[Entries from a dataset]
● ● ● ●
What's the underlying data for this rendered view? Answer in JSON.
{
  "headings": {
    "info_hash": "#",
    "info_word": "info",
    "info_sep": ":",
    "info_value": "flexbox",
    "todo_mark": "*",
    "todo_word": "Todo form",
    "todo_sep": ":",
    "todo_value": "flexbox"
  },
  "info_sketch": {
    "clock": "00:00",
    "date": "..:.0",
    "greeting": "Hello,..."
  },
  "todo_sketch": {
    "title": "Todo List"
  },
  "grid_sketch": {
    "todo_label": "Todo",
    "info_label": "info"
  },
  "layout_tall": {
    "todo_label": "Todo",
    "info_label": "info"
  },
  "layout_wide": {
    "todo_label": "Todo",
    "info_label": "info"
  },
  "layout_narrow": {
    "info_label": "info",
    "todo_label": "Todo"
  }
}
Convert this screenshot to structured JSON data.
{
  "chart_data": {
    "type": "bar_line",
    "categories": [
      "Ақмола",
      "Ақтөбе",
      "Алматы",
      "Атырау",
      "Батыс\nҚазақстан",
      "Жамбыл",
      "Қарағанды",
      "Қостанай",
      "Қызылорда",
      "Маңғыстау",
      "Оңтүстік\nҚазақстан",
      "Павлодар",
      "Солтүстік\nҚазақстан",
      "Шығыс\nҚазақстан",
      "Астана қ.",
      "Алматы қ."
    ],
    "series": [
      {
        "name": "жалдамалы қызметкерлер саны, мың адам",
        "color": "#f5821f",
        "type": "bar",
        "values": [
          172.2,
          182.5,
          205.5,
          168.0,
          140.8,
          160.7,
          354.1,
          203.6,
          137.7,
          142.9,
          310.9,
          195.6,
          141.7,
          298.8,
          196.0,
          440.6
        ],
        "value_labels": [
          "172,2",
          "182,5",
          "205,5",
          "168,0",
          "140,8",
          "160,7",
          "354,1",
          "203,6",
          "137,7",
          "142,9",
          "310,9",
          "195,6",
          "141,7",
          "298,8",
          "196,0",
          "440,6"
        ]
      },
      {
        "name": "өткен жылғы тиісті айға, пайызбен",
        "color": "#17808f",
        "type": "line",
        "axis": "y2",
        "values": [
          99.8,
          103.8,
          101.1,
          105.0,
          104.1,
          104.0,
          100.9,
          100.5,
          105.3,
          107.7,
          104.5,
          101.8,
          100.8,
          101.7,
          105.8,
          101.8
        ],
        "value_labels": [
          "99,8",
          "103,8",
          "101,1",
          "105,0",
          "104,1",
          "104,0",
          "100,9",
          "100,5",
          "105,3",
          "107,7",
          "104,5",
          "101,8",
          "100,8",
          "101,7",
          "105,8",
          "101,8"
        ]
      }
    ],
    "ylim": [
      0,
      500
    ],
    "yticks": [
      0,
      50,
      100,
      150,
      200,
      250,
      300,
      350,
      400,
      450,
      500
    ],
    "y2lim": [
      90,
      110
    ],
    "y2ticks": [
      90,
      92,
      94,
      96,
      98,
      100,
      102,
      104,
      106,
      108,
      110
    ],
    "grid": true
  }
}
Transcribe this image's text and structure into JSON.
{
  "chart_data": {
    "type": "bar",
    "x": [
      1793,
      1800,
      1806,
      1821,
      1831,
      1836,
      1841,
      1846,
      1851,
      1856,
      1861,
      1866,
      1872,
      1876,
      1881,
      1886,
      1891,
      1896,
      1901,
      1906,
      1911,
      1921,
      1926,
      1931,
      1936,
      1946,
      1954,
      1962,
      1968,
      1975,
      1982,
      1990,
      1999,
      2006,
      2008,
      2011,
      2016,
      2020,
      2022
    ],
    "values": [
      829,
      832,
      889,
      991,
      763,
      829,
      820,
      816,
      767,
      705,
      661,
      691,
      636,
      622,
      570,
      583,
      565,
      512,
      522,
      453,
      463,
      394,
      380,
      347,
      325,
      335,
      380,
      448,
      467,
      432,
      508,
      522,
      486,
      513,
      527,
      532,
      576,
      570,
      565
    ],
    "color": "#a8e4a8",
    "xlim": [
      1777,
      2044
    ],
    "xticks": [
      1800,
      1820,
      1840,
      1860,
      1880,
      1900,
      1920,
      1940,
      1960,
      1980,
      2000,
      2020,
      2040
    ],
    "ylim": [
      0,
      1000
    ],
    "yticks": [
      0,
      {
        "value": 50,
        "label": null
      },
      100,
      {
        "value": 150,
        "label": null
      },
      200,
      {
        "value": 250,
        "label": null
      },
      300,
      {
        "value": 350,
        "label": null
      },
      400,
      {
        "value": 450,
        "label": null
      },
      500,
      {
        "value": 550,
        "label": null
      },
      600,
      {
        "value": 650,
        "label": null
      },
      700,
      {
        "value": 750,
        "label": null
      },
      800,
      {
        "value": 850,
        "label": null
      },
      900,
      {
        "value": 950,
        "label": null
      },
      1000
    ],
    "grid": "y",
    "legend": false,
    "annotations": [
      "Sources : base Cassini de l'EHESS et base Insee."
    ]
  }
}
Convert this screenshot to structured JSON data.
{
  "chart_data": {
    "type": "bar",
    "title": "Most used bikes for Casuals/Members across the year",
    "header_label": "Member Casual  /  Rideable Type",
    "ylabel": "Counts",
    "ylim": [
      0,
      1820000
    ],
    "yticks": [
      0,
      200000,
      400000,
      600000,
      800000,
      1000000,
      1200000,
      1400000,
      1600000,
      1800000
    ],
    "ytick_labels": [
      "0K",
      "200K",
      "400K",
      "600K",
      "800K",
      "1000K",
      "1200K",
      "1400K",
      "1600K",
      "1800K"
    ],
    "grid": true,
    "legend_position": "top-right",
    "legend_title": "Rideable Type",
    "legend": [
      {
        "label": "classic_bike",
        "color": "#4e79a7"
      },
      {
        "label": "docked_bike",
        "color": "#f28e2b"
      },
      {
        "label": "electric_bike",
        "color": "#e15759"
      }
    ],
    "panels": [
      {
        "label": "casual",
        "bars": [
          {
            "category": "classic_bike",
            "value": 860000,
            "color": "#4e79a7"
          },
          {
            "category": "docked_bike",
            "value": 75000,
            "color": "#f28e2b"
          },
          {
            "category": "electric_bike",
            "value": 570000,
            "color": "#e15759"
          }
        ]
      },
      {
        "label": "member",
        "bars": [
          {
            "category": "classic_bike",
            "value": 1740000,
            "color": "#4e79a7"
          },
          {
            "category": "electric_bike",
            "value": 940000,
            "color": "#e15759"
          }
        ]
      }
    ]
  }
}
● ● ● ●
- _The request_: Restate every entry word for word.

- _Final answer_:
What's the underlying data for this rendered view? Answer in JSON.
{
  "headings": {
    "info_hash": "#",
    "info_word": "info",
    "info_sep": ":",
    "info_value": "flexbox",
    "todo_mark": "*",
    "todo_word": "Todo form",
    "todo_sep": ":",
    "todo_value": "flexbox"
  },
  "info_sketch": {
    "clock": "00:00",
    "date": "..:.0",
    "greeting": "Hello,..."
  },
  "todo_sketch": {
    "title": "Todo List"
  },
  "grid_sketch": {
    "todo_label": "Todo",
    "info_label": "info"
  },
  "layout_tall": {
    "todo_label": "Todo",
    "info_label": "info"
  },
  "layout_wide": {
    "todo_label": "Todo",
    "info_label": "info"
  },
  "layout_narrow": {
    "info_label": "info",
    "todo_label": "Todo"
  }
}
Convert this screenshot to structured JSON data.
{
  "chart_data": {
    "type": "bar_line",
    "categories": [
      "Ақмола",
      "Ақтөбе",
      "Алматы",
      "Атырау",
      "Батыс\nҚазақстан",
      "Жамбыл",
      "Қарағанды",
      "Қостанай",
      "Қызылорда",
      "Маңғыстау",
      "Оңтүстік\nҚазақстан",
      "Павлодар",
      "Солтүстік\nҚазақстан",
      "Шығыс\nҚазақстан",
      "Астана қ.",
      "Алматы қ."
    ],
    "series": [
      {
        "name": "жалдамалы қызметкерлер саны, мың адам",
        "color": "#f5821f",
        "type": "bar",
        "values": [
          172.2,
          182.5,
          205.5,
          168.0,
          140.8,
          160.7,
          354.1,
          203.6,
          137.7,
          142.9,
          310.9,
          195.6,
          141.7,
          298.8,
          196.0,
          440.6
        ],
        "value_labels": [
          "172,2",
          "182,5",
          "205,5",
          "168,0",
          "140,8",
          "160,7",
          "354,1",
          "203,6",
          "137,7",
          "142,9",
          "310,9",
          "195,6",
          "141,7",
          "298,8",
          "196,0",
          "440,6"
        ]
      },
      {
        "name": "өткен жылғы тиісті айға, пайызбен",
        "color": "#17808f",
        "type": "line",
        "axis": "y2",
        "values": [
          99.8,
          103.8,
          101.1,
          105.0,
          104.1,
          104.0,
          100.9,
          100.5,
          105.3,
          107.7,
          104.5,
          101.8,
          100.8,
          101.7,
          105.8,
          101.8
        ],
        "value_labels": [
          "99,8",
          "103,8",
          "101,1",
          "105,0",
          "104,1",
          "104,0",
          "100,9",
          "100,5",
          "105,3",
          "107,7",
          "104,5",
          "101,8",
          "100,8",
          "101,7",
          "105,8",
          "101,8"
        ]
      }
    ],
    "ylim": [
      0,
      500
    ],
    "yticks": [
      0,
      50,
      100,
      150,
      200,
      250,
      300,
      350,
      400,
      450,
      500
    ],
    "y2lim": [
      90,
      110
    ],
    "y2ticks": [
      90,
      92,
      94,
      96,
      98,
      100,
      102,
      104,
      106,
      108,
      110
    ],
    "grid": true
  }
}
Transcribe this image's text and structure into JSON.
{
  "chart_data": {
    "type": "bar",
    "x": [
      1793,
      1800,
      1806,
      1821,
      1831,
      1836,
      1841,
      1846,
      1851,
      1856,
      1861,
      1866,
      1872,
      1876,
      1881,
      1886,
      1891,
      1896,
      1901,
      1906,
      1911,
      1921,
      1926,
      1931,
      1936,
      1946,
      1954,
      1962,
      1968,
      1975,
      1982,
      1990,
      1999,
      2006,
      2008,
      2011,
      2016,
      2020,
      2022
    ],
    "values": [
      829,
      832,
      889,
      991,
      763,
      829,
      820,
      816,
      767,
      705,
      661,
      691,
      636,
      622,
      570,
      583,
      565,
      512,
      522,
      453,
      463,
      394,
      380,
      347,
      325,
      335,
      380,
      448,
      467,
      432,
      508,
      522,
      486,
      513,
      527,
      532,
      576,
      570,
      565
    ],
    "color": "#a8e4a8",
    "xlim": [
      1777,
      2044
    ],
    "xticks": [
      1800,
      1820,
      1840,
      1860,
      1880,
      1900,
      1920,
      1940,
      1960,
      1980,
      2000,
      2020,
      2040
    ],
    "ylim": [
      0,
      1000
    ],
    "yticks": [
      0,
      {
        "value": 50,
        "label": null
      },
      100,
      {
        "value": 150,
        "label": null
      },
      200,
      {
        "value": 250,
        "label": null
      },
      300,
      {
        "value": 350,
        "label": null
      },
      400,
      {
        "value": 450,
        "label": null
      },
      500,
      {
        "value": 550,
        "label": null
      },
      600,
      {
        "value": 650,
        "label": null
      },
      700,
      {
        "value": 750,
        "label": null
      },
      800,
      {
        "value": 850,
        "label": null
      },
      900,
      {
        "value": 950,
        "label": null
      },
      1000
    ],
    "grid": "y",
    "legend": false,
    "annotations": [
      "Sources : base Cassini de l'EHESS et base Insee."
    ]
  }
}
Convert this screenshot to structured JSON data.
{
  "chart_data": {
    "type": "bar",
    "title": "Most used bikes for Casuals/Members across the year",
    "header_label": "Member Casual  /  Rideable Type",
    "ylabel": "Counts",
    "ylim": [
      0,
      1820000
    ],
    "yticks": [
      0,
      200000,
      400000,
      600000,
      800000,
      1000000,
      1200000,
      1400000,
      1600000,
      1800000
    ],
    "ytick_labels": [
      "0K",
      "200K",
      "400K",
      "600K",
      "800K",
      "1000K",
      "1200K",
      "1400K",
      "1600K",
      "1800K"
    ],
    "grid": true,
    "legend_position": "top-right",
    "legend_title": "Rideable Type",
    "legend": [
      {
        "label": "classic_bike",
        "color": "#4e79a7"
      },
      {
        "label": "docked_bike",
        "color": "#f28e2b"
      },
      {
        "label": "electric_bike",
        "color": "#e15759"
      }
    ],
    "panels": [
      {
        "label": "casual",
        "bars": [
          {
            "category": "classic_bike",
            "value": 860000,
            "color": "#4e79a7"
          },
          {
            "category": "docked_bike",
            "value": 75000,
            "color": "#f28e2b"
          },
          {
            "category": "electric_bike",
            "value": 570000,
            "color": "#e15759"
          }
        ]
      },
      {
        "label": "member",
        "bars": [
          {
            "category": "classic_bike",
            "value": 1740000,
            "color": "#4e79a7"
          },
          {
            "category": "electric_bike",
            "value": 940000,
            "color": "#e15759"
          }
        ]
      }
    ]
  }
}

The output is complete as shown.